| SHORT EXERCISE |
Leave the pictures out and print every record below exactly as it stands.

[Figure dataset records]
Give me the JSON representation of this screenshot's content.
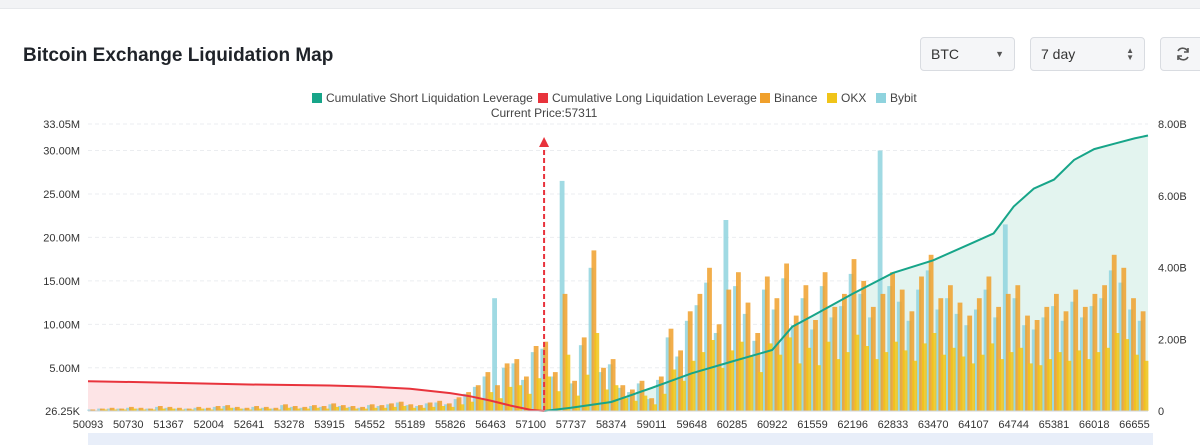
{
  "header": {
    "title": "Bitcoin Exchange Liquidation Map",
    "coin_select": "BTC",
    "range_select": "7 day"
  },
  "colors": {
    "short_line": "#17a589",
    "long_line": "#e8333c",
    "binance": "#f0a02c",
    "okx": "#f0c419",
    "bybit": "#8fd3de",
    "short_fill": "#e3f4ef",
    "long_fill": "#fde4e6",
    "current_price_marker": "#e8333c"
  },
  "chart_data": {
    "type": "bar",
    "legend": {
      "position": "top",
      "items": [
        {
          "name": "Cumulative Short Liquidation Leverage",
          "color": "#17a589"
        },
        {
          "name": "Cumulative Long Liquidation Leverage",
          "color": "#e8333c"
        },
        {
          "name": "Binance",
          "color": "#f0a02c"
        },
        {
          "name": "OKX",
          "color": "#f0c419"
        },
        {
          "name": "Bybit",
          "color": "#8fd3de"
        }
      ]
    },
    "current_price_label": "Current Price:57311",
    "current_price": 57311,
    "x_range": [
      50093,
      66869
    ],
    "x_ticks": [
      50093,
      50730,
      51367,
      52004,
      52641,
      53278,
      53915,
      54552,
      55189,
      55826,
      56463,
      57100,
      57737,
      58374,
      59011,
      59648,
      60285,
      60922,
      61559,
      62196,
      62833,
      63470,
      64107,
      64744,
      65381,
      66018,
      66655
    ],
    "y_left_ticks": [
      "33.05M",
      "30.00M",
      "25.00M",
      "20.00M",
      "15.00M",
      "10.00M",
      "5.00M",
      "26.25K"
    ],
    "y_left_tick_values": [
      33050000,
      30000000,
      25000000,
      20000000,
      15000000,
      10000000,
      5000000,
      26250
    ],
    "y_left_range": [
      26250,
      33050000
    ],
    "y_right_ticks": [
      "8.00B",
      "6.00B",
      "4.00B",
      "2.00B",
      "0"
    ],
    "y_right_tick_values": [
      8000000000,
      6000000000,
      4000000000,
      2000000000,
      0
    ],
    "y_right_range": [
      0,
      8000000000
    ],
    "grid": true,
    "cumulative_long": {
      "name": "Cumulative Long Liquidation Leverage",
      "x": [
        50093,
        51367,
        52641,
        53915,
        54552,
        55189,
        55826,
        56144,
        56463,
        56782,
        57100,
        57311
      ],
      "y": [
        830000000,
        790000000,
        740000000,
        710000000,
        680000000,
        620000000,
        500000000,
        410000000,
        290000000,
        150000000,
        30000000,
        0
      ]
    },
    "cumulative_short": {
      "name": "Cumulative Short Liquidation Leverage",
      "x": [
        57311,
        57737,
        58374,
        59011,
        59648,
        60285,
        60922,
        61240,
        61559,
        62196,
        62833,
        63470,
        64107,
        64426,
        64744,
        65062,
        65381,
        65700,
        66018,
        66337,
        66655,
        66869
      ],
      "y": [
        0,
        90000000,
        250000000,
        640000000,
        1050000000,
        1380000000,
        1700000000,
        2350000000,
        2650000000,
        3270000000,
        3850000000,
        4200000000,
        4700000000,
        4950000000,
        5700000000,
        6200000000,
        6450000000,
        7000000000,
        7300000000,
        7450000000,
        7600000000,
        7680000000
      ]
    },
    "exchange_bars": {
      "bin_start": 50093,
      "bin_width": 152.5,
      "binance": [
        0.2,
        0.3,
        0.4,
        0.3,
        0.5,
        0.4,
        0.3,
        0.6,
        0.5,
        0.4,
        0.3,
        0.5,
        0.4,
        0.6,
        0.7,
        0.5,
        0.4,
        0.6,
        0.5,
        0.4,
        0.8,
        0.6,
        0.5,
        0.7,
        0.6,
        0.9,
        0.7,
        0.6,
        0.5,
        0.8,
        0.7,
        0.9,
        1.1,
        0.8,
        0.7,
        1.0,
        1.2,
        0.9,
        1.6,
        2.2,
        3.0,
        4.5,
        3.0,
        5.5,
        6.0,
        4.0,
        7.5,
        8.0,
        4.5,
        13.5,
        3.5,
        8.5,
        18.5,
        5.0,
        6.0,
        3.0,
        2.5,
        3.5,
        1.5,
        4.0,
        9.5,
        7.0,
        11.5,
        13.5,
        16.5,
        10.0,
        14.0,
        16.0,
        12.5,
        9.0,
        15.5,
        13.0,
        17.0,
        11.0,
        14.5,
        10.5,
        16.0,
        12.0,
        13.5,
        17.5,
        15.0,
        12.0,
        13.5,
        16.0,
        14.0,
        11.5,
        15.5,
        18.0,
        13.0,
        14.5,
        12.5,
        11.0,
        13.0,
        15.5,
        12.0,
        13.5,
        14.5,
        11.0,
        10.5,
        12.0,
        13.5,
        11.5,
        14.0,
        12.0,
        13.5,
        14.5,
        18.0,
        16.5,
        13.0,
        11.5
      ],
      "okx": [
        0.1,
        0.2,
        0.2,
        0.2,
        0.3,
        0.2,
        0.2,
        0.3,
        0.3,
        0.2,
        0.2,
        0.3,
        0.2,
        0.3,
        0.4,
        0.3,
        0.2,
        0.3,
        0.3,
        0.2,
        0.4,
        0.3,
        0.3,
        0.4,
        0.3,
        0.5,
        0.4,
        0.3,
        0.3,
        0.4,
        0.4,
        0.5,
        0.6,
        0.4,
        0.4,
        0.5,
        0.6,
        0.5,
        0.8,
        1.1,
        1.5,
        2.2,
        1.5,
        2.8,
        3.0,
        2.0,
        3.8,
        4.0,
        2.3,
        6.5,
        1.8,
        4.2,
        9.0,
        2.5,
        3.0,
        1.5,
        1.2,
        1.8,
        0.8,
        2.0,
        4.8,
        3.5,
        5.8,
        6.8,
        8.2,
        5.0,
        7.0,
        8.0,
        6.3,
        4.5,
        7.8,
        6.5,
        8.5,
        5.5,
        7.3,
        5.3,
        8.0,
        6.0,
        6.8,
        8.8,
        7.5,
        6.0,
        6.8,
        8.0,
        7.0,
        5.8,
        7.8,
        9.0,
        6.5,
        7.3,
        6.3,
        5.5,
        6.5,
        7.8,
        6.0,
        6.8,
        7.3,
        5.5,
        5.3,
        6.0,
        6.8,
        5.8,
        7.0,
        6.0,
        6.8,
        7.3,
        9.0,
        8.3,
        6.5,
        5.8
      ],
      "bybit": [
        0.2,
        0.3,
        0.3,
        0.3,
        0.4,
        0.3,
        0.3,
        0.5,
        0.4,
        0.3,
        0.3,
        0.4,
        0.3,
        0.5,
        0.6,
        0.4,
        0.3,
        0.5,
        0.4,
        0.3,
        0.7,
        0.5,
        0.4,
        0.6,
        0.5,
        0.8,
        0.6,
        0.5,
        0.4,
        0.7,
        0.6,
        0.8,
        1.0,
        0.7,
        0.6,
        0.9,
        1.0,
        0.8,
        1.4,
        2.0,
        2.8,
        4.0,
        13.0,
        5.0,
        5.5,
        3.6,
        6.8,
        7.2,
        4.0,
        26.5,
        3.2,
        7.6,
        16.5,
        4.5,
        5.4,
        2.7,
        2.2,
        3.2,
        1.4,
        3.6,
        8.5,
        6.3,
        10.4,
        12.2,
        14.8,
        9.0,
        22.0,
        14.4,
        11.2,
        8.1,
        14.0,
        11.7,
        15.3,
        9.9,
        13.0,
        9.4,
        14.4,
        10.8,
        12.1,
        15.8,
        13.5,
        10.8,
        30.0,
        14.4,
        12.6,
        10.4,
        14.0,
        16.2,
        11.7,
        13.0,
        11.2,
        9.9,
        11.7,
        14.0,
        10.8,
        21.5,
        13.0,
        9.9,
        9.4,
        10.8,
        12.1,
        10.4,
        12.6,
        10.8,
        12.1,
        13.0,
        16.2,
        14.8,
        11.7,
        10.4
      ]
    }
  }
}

| OUTPUT FOR THIS TASK |
Give me the JSON representation of this screenshot's content.
{
  "header": {
    "title": "Bitcoin Exchange Liquidation Map",
    "coin_select": "BTC",
    "range_select": "7 day"
  },
  "colors": {
    "short_line": "#17a589",
    "long_line": "#e8333c",
    "binance": "#f0a02c",
    "okx": "#f0c419",
    "bybit": "#8fd3de",
    "short_fill": "#e3f4ef",
    "long_fill": "#fde4e6",
    "current_price_marker": "#e8333c"
  },
  "chart_data": {
    "type": "bar",
    "legend": {
      "position": "top",
      "items": [
        {
          "name": "Cumulative Short Liquidation Leverage",
          "color": "#17a589"
        },
        {
          "name": "Cumulative Long Liquidation Leverage",
          "color": "#e8333c"
        },
        {
          "name": "Binance",
          "color": "#f0a02c"
        },
        {
          "name": "OKX",
          "color": "#f0c419"
        },
        {
          "name": "Bybit",
          "color": "#8fd3de"
        }
      ]
    },
    "current_price_label": "Current Price:57311",
    "current_price": 57311,
    "x_range": [
      50093,
      66869
    ],
    "x_ticks": [
      50093,
      50730,
      51367,
      52004,
      52641,
      53278,
      53915,
      54552,
      55189,
      55826,
      56463,
      57100,
      57737,
      58374,
      59011,
      59648,
      60285,
      60922,
      61559,
      62196,
      62833,
      63470,
      64107,
      64744,
      65381,
      66018,
      66655
    ],
    "y_left_ticks": [
      "33.05M",
      "30.00M",
      "25.00M",
      "20.00M",
      "15.00M",
      "10.00M",
      "5.00M",
      "26.25K"
    ],
    "y_left_tick_values": [
      33050000,
      30000000,
      25000000,
      20000000,
      15000000,
      10000000,
      5000000,
      26250
    ],
    "y_left_range": [
      26250,
      33050000
    ],
    "y_right_ticks": [
      "8.00B",
      "6.00B",
      "4.00B",
      "2.00B",
      "0"
    ],
    "y_right_tick_values": [
      8000000000,
      6000000000,
      4000000000,
      2000000000,
      0
    ],
    "y_right_range": [
      0,
      8000000000
    ],
    "grid": true,
    "cumulative_long": {
      "name": "Cumulative Long Liquidation Leverage",
      "x": [
        50093,
        51367,
        52641,
        53915,
        54552,
        55189,
        55826,
        56144,
        56463,
        56782,
        57100,
        57311
      ],
      "y": [
        830000000,
        790000000,
        740000000,
        710000000,
        680000000,
        620000000,
        500000000,
        410000000,
        290000000,
        150000000,
        30000000,
        0
      ]
    },
    "cumulative_short": {
      "name": "Cumulative Short Liquidation Leverage",
      "x": [
        57311,
        57737,
        58374,
        59011,
        59648,
        60285,
        60922,
        61240,
        61559,
        62196,
        62833,
        63470,
        64107,
        64426,
        64744,
        65062,
        65381,
        65700,
        66018,
        66337,
        66655,
        66869
      ],
      "y": [
        0,
        90000000,
        250000000,
        640000000,
        1050000000,
        1380000000,
        1700000000,
        2350000000,
        2650000000,
        3270000000,
        3850000000,
        4200000000,
        4700000000,
        4950000000,
        5700000000,
        6200000000,
        6450000000,
        7000000000,
        7300000000,
        7450000000,
        7600000000,
        7680000000
      ]
    },
    "exchange_bars": {
      "bin_start": 50093,
      "bin_width": 152.5,
      "binance": [
        0.2,
        0.3,
        0.4,
        0.3,
        0.5,
        0.4,
        0.3,
        0.6,
        0.5,
        0.4,
        0.3,
        0.5,
        0.4,
        0.6,
        0.7,
        0.5,
        0.4,
        0.6,
        0.5,
        0.4,
        0.8,
        0.6,
        0.5,
        0.7,
        0.6,
        0.9,
        0.7,
        0.6,
        0.5,
        0.8,
        0.7,
        0.9,
        1.1,
        0.8,
        0.7,
        1.0,
        1.2,
        0.9,
        1.6,
        2.2,
        3.0,
        4.5,
        3.0,
        5.5,
        6.0,
        4.0,
        7.5,
        8.0,
        4.5,
        13.5,
        3.5,
        8.5,
        18.5,
        5.0,
        6.0,
        3.0,
        2.5,
        3.5,
        1.5,
        4.0,
        9.5,
        7.0,
        11.5,
        13.5,
        16.5,
        10.0,
        14.0,
        16.0,
        12.5,
        9.0,
        15.5,
        13.0,
        17.0,
        11.0,
        14.5,
        10.5,
        16.0,
        12.0,
        13.5,
        17.5,
        15.0,
        12.0,
        13.5,
        16.0,
        14.0,
        11.5,
        15.5,
        18.0,
        13.0,
        14.5,
        12.5,
        11.0,
        13.0,
        15.5,
        12.0,
        13.5,
        14.5,
        11.0,
        10.5,
        12.0,
        13.5,
        11.5,
        14.0,
        12.0,
        13.5,
        14.5,
        18.0,
        16.5,
        13.0,
        11.5
      ],
      "okx": [
        0.1,
        0.2,
        0.2,
        0.2,
        0.3,
        0.2,
        0.2,
        0.3,
        0.3,
        0.2,
        0.2,
        0.3,
        0.2,
        0.3,
        0.4,
        0.3,
        0.2,
        0.3,
        0.3,
        0.2,
        0.4,
        0.3,
        0.3,
        0.4,
        0.3,
        0.5,
        0.4,
        0.3,
        0.3,
        0.4,
        0.4,
        0.5,
        0.6,
        0.4,
        0.4,
        0.5,
        0.6,
        0.5,
        0.8,
        1.1,
        1.5,
        2.2,
        1.5,
        2.8,
        3.0,
        2.0,
        3.8,
        4.0,
        2.3,
        6.5,
        1.8,
        4.2,
        9.0,
        2.5,
        3.0,
        1.5,
        1.2,
        1.8,
        0.8,
        2.0,
        4.8,
        3.5,
        5.8,
        6.8,
        8.2,
        5.0,
        7.0,
        8.0,
        6.3,
        4.5,
        7.8,
        6.5,
        8.5,
        5.5,
        7.3,
        5.3,
        8.0,
        6.0,
        6.8,
        8.8,
        7.5,
        6.0,
        6.8,
        8.0,
        7.0,
        5.8,
        7.8,
        9.0,
        6.5,
        7.3,
        6.3,
        5.5,
        6.5,
        7.8,
        6.0,
        6.8,
        7.3,
        5.5,
        5.3,
        6.0,
        6.8,
        5.8,
        7.0,
        6.0,
        6.8,
        7.3,
        9.0,
        8.3,
        6.5,
        5.8
      ],
      "bybit": [
        0.2,
        0.3,
        0.3,
        0.3,
        0.4,
        0.3,
        0.3,
        0.5,
        0.4,
        0.3,
        0.3,
        0.4,
        0.3,
        0.5,
        0.6,
        0.4,
        0.3,
        0.5,
        0.4,
        0.3,
        0.7,
        0.5,
        0.4,
        0.6,
        0.5,
        0.8,
        0.6,
        0.5,
        0.4,
        0.7,
        0.6,
        0.8,
        1.0,
        0.7,
        0.6,
        0.9,
        1.0,
        0.8,
        1.4,
        2.0,
        2.8,
        4.0,
        13.0,
        5.0,
        5.5,
        3.6,
        6.8,
        7.2,
        4.0,
        26.5,
        3.2,
        7.6,
        16.5,
        4.5,
        5.4,
        2.7,
        2.2,
        3.2,
        1.4,
        3.6,
        8.5,
        6.3,
        10.4,
        12.2,
        14.8,
        9.0,
        22.0,
        14.4,
        11.2,
        8.1,
        14.0,
        11.7,
        15.3,
        9.9,
        13.0,
        9.4,
        14.4,
        10.8,
        12.1,
        15.8,
        13.5,
        10.8,
        30.0,
        14.4,
        12.6,
        10.4,
        14.0,
        16.2,
        11.7,
        13.0,
        11.2,
        9.9,
        11.7,
        14.0,
        10.8,
        21.5,
        13.0,
        9.9,
        9.4,
        10.8,
        12.1,
        10.4,
        12.6,
        10.8,
        12.1,
        13.0,
        16.2,
        14.8,
        11.7,
        10.4
      ]
    }
  }
}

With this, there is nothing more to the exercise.